Return only the number of lines holding the word "рода".

-- Dataset --
-- BEGIN --

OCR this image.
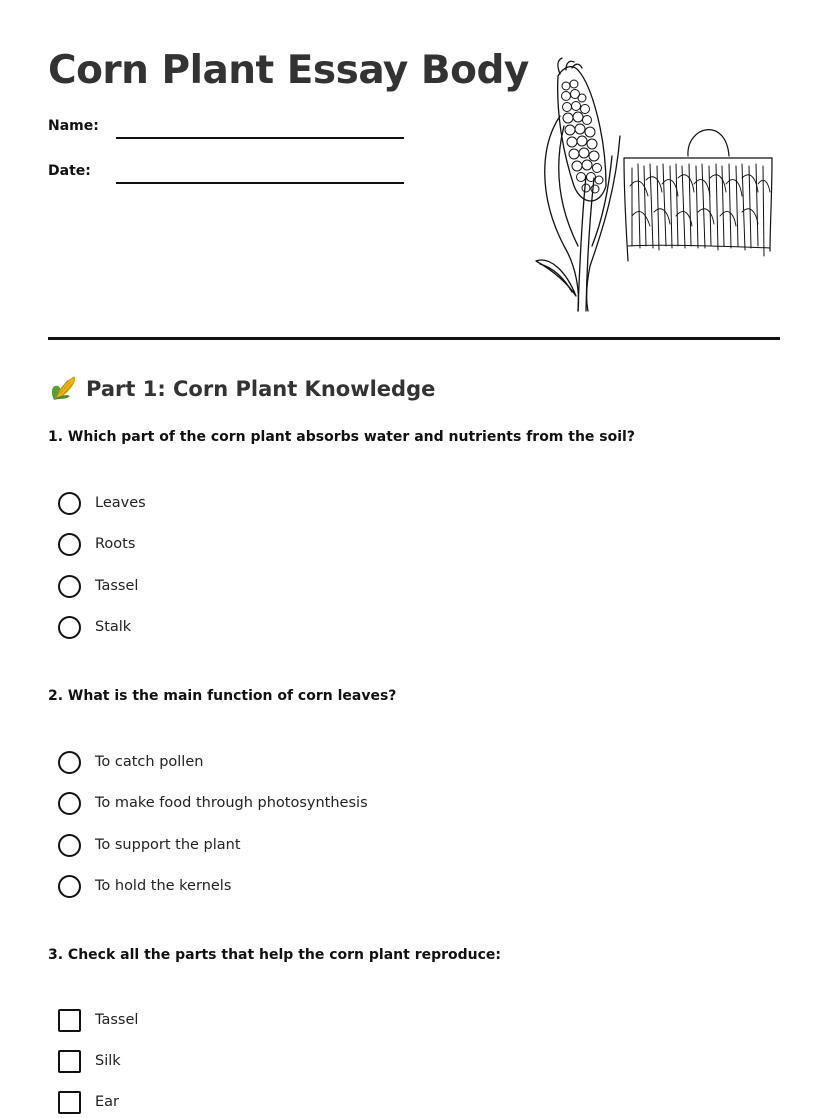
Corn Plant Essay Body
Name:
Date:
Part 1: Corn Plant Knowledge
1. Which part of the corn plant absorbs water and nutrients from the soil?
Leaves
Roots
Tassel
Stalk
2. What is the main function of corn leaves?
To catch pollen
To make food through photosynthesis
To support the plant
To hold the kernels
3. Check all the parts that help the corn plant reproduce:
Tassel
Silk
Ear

-- END --
-- BEGIN --

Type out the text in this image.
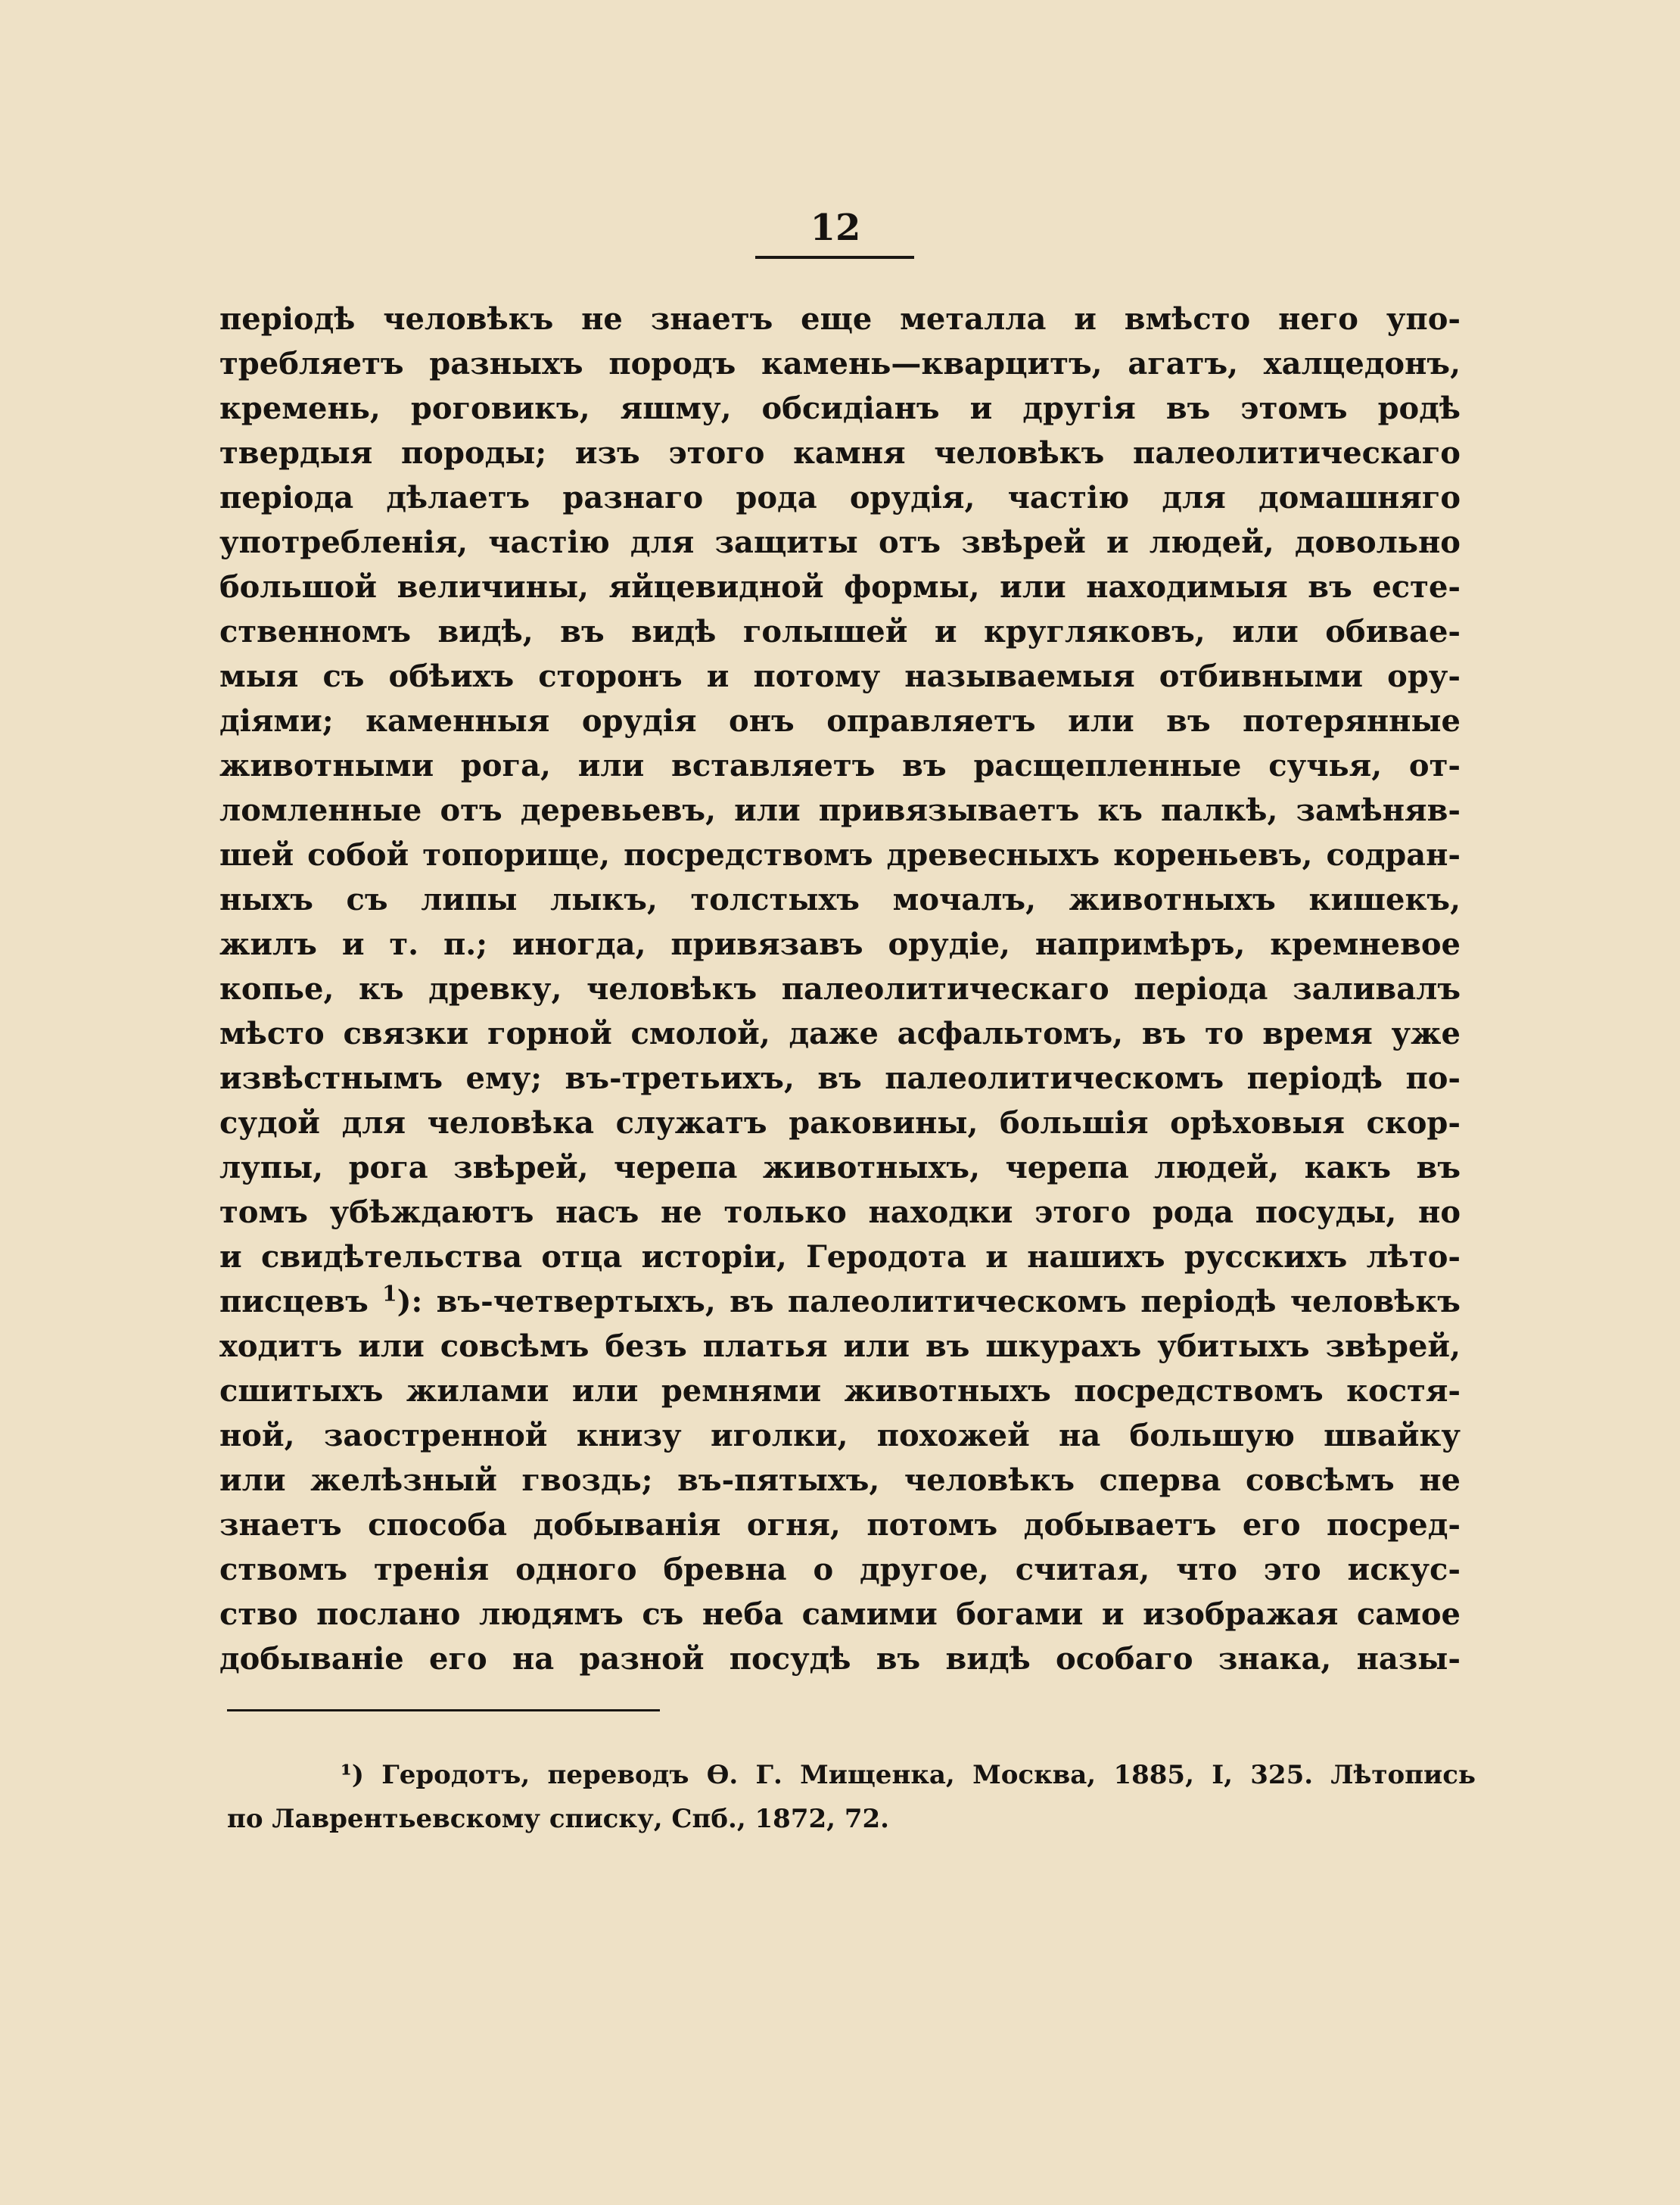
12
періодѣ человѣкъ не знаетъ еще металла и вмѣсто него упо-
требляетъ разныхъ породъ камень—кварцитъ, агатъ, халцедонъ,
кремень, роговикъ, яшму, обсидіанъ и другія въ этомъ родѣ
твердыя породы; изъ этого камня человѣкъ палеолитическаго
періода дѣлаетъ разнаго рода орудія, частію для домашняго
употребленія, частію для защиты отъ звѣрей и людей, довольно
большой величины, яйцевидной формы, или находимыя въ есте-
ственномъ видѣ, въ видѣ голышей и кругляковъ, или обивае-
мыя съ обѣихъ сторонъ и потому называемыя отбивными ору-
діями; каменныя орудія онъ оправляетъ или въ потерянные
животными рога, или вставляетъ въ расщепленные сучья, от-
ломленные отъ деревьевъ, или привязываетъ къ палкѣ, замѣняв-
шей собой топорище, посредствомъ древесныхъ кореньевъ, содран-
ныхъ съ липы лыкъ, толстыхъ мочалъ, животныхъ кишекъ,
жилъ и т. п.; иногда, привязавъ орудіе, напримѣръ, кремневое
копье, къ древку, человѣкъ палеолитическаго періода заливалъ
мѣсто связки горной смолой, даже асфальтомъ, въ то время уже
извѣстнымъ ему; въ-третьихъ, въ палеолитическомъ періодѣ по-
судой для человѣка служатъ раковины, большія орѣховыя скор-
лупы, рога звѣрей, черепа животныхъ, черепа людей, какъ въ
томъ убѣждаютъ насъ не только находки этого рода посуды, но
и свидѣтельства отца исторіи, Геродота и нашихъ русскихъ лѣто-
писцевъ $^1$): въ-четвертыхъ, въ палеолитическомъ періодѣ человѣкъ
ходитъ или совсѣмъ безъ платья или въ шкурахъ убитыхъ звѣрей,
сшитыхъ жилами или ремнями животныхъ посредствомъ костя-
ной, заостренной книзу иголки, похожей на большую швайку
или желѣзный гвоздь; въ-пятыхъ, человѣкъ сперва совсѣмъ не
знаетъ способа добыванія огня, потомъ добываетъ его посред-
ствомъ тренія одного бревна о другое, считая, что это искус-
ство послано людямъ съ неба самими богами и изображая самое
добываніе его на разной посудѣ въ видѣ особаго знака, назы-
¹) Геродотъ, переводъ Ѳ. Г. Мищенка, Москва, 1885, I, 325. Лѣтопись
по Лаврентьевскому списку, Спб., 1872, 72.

-- END --

-- The output --
2